→ **Instructions for the task**: Give the number of lines that hold the string "background". Nothing else is needed.

→ **Provided information**:
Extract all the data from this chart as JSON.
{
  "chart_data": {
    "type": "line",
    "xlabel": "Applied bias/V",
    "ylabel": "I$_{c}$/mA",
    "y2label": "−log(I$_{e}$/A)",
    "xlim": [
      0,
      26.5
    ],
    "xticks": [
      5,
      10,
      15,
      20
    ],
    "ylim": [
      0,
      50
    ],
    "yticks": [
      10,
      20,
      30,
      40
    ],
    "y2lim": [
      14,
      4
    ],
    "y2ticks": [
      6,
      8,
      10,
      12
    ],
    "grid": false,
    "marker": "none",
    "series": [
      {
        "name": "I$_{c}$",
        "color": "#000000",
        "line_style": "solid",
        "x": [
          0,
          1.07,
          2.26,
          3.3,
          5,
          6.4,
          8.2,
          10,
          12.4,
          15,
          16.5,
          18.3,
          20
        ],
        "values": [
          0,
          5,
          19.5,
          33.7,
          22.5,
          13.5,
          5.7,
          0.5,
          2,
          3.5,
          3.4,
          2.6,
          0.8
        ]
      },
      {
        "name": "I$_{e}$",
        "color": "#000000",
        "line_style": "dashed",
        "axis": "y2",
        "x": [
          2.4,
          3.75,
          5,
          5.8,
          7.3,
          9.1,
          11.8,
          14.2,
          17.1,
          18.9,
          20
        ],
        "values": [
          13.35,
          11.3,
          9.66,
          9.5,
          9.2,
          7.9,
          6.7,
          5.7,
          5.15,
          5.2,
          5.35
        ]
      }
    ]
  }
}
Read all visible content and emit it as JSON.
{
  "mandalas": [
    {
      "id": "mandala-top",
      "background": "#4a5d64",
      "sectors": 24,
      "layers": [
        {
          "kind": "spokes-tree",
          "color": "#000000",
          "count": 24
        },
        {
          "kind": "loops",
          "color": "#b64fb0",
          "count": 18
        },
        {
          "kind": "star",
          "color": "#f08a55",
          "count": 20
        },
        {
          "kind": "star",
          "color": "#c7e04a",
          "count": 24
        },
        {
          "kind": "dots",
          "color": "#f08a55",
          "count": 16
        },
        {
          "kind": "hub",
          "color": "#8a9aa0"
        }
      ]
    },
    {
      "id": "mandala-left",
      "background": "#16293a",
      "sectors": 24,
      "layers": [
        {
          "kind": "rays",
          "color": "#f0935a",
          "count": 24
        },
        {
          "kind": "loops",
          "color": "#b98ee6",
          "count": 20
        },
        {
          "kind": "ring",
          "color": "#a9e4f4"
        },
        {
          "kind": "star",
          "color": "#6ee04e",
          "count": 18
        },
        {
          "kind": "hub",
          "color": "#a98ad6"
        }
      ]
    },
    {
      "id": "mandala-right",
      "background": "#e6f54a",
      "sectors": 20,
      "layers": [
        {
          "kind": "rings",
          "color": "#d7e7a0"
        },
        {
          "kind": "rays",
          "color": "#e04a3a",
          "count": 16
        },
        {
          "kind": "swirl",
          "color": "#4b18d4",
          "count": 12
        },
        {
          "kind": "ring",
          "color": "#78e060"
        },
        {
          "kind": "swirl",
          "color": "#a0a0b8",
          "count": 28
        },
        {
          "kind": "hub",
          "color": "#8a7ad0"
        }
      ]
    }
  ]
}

→ **Exercise output**: 3